Omit every picture while repeating the entries exactly.

──────── DATA TO USE ────────

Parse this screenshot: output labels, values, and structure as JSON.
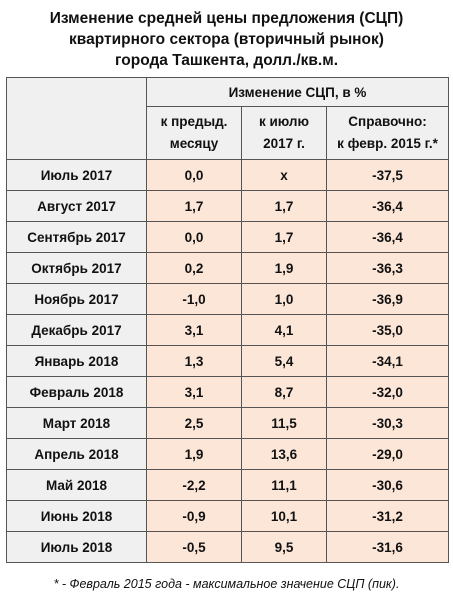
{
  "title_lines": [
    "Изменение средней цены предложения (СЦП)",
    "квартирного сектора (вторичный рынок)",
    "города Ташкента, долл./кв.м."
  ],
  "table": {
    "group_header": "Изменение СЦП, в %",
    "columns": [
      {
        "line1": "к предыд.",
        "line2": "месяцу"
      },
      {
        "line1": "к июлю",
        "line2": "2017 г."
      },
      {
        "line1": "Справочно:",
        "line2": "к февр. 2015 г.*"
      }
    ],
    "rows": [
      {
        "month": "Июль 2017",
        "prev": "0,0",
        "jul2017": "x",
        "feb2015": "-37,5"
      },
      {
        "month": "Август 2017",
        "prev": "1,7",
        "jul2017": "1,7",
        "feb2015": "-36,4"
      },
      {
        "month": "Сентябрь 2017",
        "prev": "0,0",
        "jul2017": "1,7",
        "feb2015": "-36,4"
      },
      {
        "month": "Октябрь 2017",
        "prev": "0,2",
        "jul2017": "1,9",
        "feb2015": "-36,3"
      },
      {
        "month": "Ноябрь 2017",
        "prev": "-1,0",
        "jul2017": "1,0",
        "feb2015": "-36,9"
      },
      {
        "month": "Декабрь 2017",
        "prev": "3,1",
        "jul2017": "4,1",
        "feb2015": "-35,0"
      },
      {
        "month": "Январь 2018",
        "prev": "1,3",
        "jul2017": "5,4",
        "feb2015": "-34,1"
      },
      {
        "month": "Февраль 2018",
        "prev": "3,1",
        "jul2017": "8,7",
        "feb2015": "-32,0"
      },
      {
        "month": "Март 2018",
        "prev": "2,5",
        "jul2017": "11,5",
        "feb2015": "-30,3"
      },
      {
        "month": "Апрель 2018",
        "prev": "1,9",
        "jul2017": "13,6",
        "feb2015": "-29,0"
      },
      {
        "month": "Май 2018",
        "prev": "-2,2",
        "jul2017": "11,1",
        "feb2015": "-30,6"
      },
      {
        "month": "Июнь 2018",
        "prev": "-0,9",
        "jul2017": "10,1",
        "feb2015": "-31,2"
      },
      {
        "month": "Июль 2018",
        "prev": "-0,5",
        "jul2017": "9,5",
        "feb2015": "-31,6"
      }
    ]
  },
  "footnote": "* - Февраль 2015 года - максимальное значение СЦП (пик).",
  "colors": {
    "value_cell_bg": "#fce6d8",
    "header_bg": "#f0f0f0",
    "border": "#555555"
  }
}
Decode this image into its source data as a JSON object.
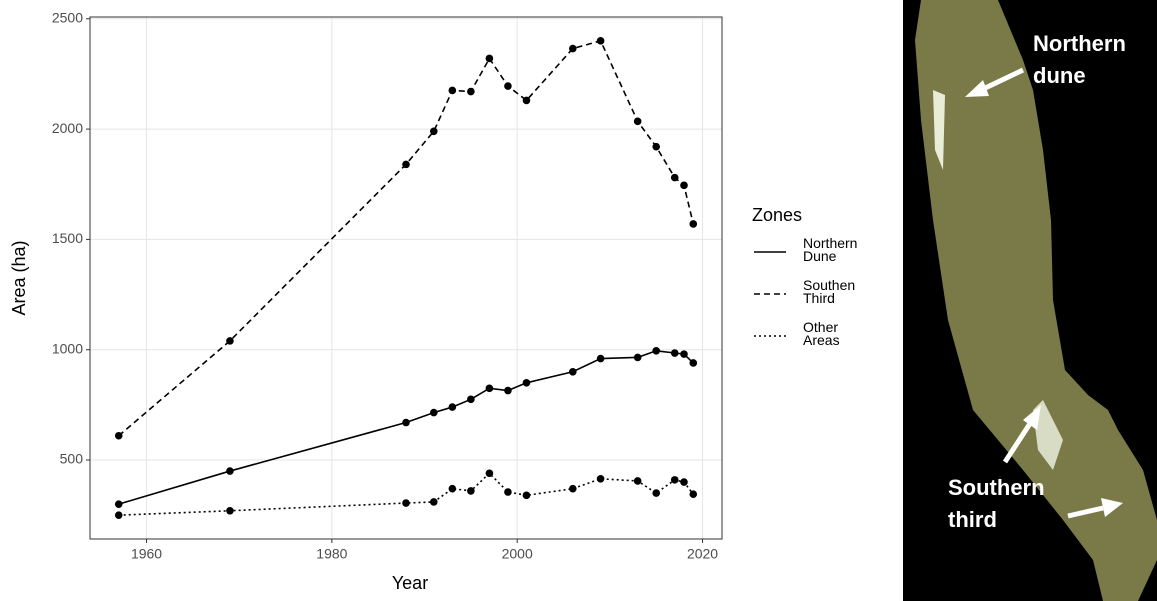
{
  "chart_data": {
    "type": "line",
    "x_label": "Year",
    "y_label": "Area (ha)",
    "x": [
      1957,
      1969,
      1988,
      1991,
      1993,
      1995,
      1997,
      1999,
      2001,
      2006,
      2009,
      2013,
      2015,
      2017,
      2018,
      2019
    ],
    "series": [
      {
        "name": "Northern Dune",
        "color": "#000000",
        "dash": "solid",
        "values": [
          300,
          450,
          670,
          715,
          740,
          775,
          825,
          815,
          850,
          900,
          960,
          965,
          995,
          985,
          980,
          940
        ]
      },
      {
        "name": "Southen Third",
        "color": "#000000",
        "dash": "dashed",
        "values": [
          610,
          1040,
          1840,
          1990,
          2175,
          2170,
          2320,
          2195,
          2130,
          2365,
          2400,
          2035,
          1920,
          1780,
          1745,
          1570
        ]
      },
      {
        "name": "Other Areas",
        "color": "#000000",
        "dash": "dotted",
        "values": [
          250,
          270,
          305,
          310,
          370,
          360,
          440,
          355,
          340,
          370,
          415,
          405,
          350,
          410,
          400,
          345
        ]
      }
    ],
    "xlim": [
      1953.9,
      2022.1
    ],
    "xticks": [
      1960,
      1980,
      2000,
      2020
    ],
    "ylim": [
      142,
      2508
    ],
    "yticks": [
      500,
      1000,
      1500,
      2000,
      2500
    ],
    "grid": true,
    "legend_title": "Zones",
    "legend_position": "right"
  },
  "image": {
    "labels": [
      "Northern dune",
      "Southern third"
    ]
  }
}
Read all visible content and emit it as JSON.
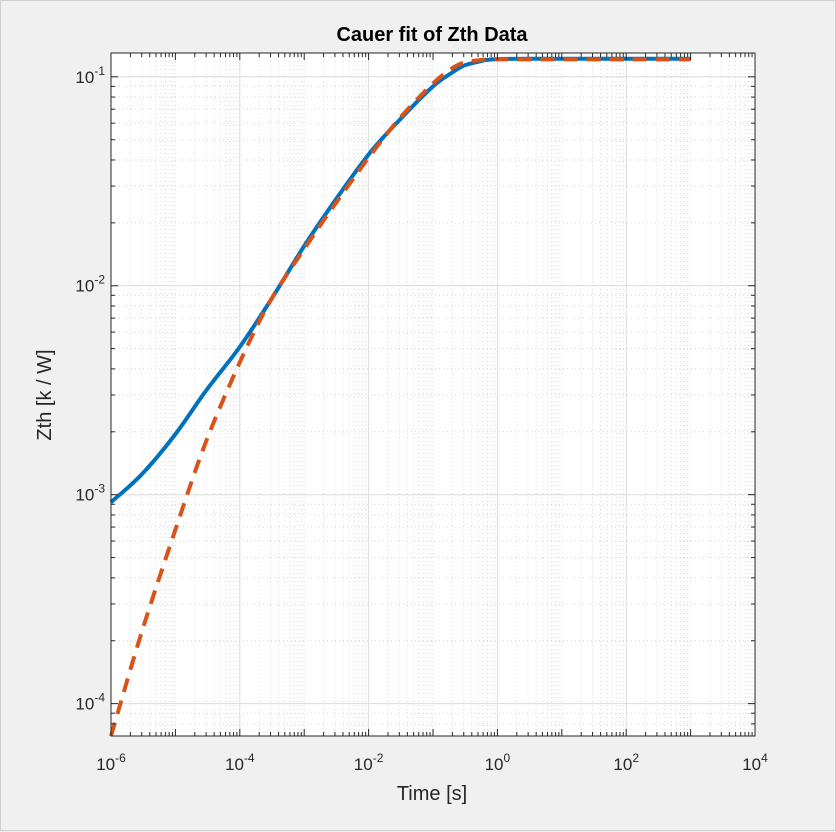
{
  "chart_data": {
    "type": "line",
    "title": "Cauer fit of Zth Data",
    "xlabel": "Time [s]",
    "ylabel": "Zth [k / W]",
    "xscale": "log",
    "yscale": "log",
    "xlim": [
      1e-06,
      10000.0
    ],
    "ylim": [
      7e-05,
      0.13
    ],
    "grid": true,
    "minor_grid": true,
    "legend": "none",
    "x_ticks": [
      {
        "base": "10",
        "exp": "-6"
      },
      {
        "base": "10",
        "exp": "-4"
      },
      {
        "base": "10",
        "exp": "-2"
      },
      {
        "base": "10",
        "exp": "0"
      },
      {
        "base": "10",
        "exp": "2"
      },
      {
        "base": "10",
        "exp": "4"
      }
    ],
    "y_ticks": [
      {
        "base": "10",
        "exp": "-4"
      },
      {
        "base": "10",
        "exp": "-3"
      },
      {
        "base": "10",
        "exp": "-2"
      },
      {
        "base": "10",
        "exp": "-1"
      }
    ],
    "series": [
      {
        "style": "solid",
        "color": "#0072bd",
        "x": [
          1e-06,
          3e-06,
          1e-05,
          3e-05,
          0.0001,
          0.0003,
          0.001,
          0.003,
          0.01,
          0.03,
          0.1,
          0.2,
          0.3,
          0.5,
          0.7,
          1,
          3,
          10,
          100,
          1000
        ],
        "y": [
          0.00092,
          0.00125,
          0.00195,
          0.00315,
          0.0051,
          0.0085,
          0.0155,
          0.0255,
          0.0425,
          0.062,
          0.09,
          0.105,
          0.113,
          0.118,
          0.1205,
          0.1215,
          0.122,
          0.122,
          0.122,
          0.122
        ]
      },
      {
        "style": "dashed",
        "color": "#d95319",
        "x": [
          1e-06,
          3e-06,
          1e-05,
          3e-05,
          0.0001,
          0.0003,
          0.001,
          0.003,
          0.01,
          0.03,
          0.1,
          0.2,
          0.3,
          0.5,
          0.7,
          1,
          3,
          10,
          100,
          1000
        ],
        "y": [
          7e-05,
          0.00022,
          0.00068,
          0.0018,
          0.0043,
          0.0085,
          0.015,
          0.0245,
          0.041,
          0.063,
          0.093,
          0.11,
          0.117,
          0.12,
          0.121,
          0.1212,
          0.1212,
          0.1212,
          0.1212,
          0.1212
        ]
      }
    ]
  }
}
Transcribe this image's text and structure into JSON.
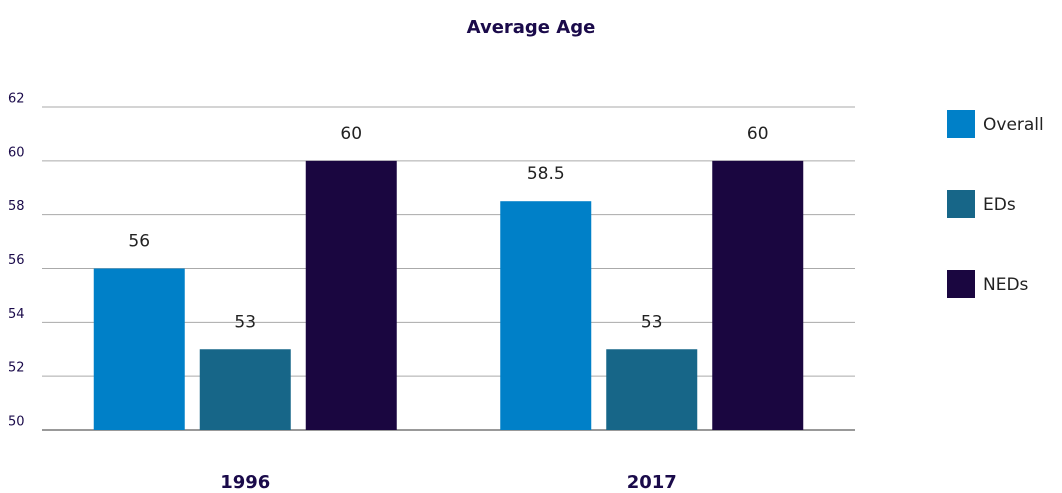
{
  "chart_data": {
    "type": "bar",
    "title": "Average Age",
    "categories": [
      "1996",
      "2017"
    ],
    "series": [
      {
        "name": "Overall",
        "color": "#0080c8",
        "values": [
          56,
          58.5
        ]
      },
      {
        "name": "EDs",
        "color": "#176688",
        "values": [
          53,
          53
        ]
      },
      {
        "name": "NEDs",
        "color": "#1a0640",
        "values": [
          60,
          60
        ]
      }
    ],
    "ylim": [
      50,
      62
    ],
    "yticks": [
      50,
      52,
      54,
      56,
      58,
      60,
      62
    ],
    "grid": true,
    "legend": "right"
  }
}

────────

(COMPLETE RESPONSE)
Parse this screenshot: output labels, values, and structure as JSON.
{
  "title_lines": [
    "Изменение средней цены предложения (СЦП)",
    "квартирного сектора (вторичный рынок)",
    "города Ташкента, долл./кв.м."
  ],
  "table": {
    "group_header": "Изменение СЦП, в %",
    "columns": [
      {
        "line1": "к предыд.",
        "line2": "месяцу"
      },
      {
        "line1": "к июлю",
        "line2": "2017 г."
      },
      {
        "line1": "Справочно:",
        "line2": "к февр. 2015 г.*"
      }
    ],
    "rows": [
      {
        "month": "Июль 2017",
        "prev": "0,0",
        "jul2017": "x",
        "feb2015": "-37,5"
      },
      {
        "month": "Август 2017",
        "prev": "1,7",
        "jul2017": "1,7",
        "feb2015": "-36,4"
      },
      {
        "month": "Сентябрь 2017",
        "prev": "0,0",
        "jul2017": "1,7",
        "feb2015": "-36,4"
      },
      {
        "month": "Октябрь 2017",
        "prev": "0,2",
        "jul2017": "1,9",
        "feb2015": "-36,3"
      },
      {
        "month": "Ноябрь 2017",
        "prev": "-1,0",
        "jul2017": "1,0",
        "feb2015": "-36,9"
      },
      {
        "month": "Декабрь 2017",
        "prev": "3,1",
        "jul2017": "4,1",
        "feb2015": "-35,0"
      },
      {
        "month": "Январь 2018",
        "prev": "1,3",
        "jul2017": "5,4",
        "feb2015": "-34,1"
      },
      {
        "month": "Февраль 2018",
        "prev": "3,1",
        "jul2017": "8,7",
        "feb2015": "-32,0"
      },
      {
        "month": "Март 2018",
        "prev": "2,5",
        "jul2017": "11,5",
        "feb2015": "-30,3"
      },
      {
        "month": "Апрель 2018",
        "prev": "1,9",
        "jul2017": "13,6",
        "feb2015": "-29,0"
      },
      {
        "month": "Май 2018",
        "prev": "-2,2",
        "jul2017": "11,1",
        "feb2015": "-30,6"
      },
      {
        "month": "Июнь 2018",
        "prev": "-0,9",
        "jul2017": "10,1",
        "feb2015": "-31,2"
      },
      {
        "month": "Июль 2018",
        "prev": "-0,5",
        "jul2017": "9,5",
        "feb2015": "-31,6"
      }
    ]
  },
  "footnote": "* - Февраль 2015 года - максимальное значение СЦП (пик).",
  "colors": {
    "value_cell_bg": "#fce6d8",
    "header_bg": "#f0f0f0",
    "border": "#555555"
  }
}
Decode this image into its source data as a JSON object.
{
  "chart_data": {
    "type": "line",
    "x_label": "Year",
    "y_label": "Area (ha)",
    "x": [
      1957,
      1969,
      1988,
      1991,
      1993,
      1995,
      1997,
      1999,
      2001,
      2006,
      2009,
      2013,
      2015,
      2017,
      2018,
      2019
    ],
    "series": [
      {
        "name": "Northern Dune",
        "color": "#000000",
        "dash": "solid",
        "values": [
          300,
          450,
          670,
          715,
          740,
          775,
          825,
          815,
          850,
          900,
          960,
          965,
          995,
          985,
          980,
          940
        ]
      },
      {
        "name": "Southen Third",
        "color": "#000000",
        "dash": "dashed",
        "values": [
          610,
          1040,
          1840,
          1990,
          2175,
          2170,
          2320,
          2195,
          2130,
          2365,
          2400,
          2035,
          1920,
          1780,
          1745,
          1570
        ]
      },
      {
        "name": "Other Areas",
        "color": "#000000",
        "dash": "dotted",
        "values": [
          250,
          270,
          305,
          310,
          370,
          360,
          440,
          355,
          340,
          370,
          415,
          405,
          350,
          410,
          400,
          345
        ]
      }
    ],
    "xlim": [
      1953.9,
      2022.1
    ],
    "xticks": [
      1960,
      1980,
      2000,
      2020
    ],
    "ylim": [
      142,
      2508
    ],
    "yticks": [
      500,
      1000,
      1500,
      2000,
      2500
    ],
    "grid": true,
    "legend_title": "Zones",
    "legend_position": "right"
  },
  "image": {
    "labels": [
      "Northern dune",
      "Southern third"
    ]
  }
}
Read all visible content and emit it as JSON.
{
  "chart_data": {
    "type": "line",
    "title": "Cauer fit of Zth Data",
    "xlabel": "Time [s]",
    "ylabel": "Zth [k / W]",
    "xscale": "log",
    "yscale": "log",
    "xlim": [
      1e-06,
      10000.0
    ],
    "ylim": [
      7e-05,
      0.13
    ],
    "grid": true,
    "minor_grid": true,
    "legend": "none",
    "x_ticks": [
      {
        "base": "10",
        "exp": "-6"
      },
      {
        "base": "10",
        "exp": "-4"
      },
      {
        "base": "10",
        "exp": "-2"
      },
      {
        "base": "10",
        "exp": "0"
      },
      {
        "base": "10",
        "exp": "2"
      },
      {
        "base": "10",
        "exp": "4"
      }
    ],
    "y_ticks": [
      {
        "base": "10",
        "exp": "-4"
      },
      {
        "base": "10",
        "exp": "-3"
      },
      {
        "base": "10",
        "exp": "-2"
      },
      {
        "base": "10",
        "exp": "-1"
      }
    ],
    "series": [
      {
        "style": "solid",
        "color": "#0072bd",
        "x": [
          1e-06,
          3e-06,
          1e-05,
          3e-05,
          0.0001,
          0.0003,
          0.001,
          0.003,
          0.01,
          0.03,
          0.1,
          0.2,
          0.3,
          0.5,
          0.7,
          1,
          3,
          10,
          100,
          1000
        ],
        "y": [
          0.00092,
          0.00125,
          0.00195,
          0.00315,
          0.0051,
          0.0085,
          0.0155,
          0.0255,
          0.0425,
          0.062,
          0.09,
          0.105,
          0.113,
          0.118,
          0.1205,
          0.1215,
          0.122,
          0.122,
          0.122,
          0.122
        ]
      },
      {
        "style": "dashed",
        "color": "#d95319",
        "x": [
          1e-06,
          3e-06,
          1e-05,
          3e-05,
          0.0001,
          0.0003,
          0.001,
          0.003,
          0.01,
          0.03,
          0.1,
          0.2,
          0.3,
          0.5,
          0.7,
          1,
          3,
          10,
          100,
          1000
        ],
        "y": [
          7e-05,
          0.00022,
          0.00068,
          0.0018,
          0.0043,
          0.0085,
          0.015,
          0.0245,
          0.041,
          0.063,
          0.093,
          0.11,
          0.117,
          0.12,
          0.121,
          0.1212,
          0.1212,
          0.1212,
          0.1212,
          0.1212
        ]
      }
    ]
  }
}
Transcribe this image's text and structure into JSON.
{
  "chart_data": {
    "type": "bar",
    "title": "Average Age",
    "categories": [
      "1996",
      "2017"
    ],
    "series": [
      {
        "name": "Overall",
        "color": "#0080c8",
        "values": [
          56,
          58.5
        ]
      },
      {
        "name": "EDs",
        "color": "#176688",
        "values": [
          53,
          53
        ]
      },
      {
        "name": "NEDs",
        "color": "#1a0640",
        "values": [
          60,
          60
        ]
      }
    ],
    "ylim": [
      50,
      62
    ],
    "yticks": [
      50,
      52,
      54,
      56,
      58,
      60,
      62
    ],
    "grid": true,
    "legend": "right"
  }
}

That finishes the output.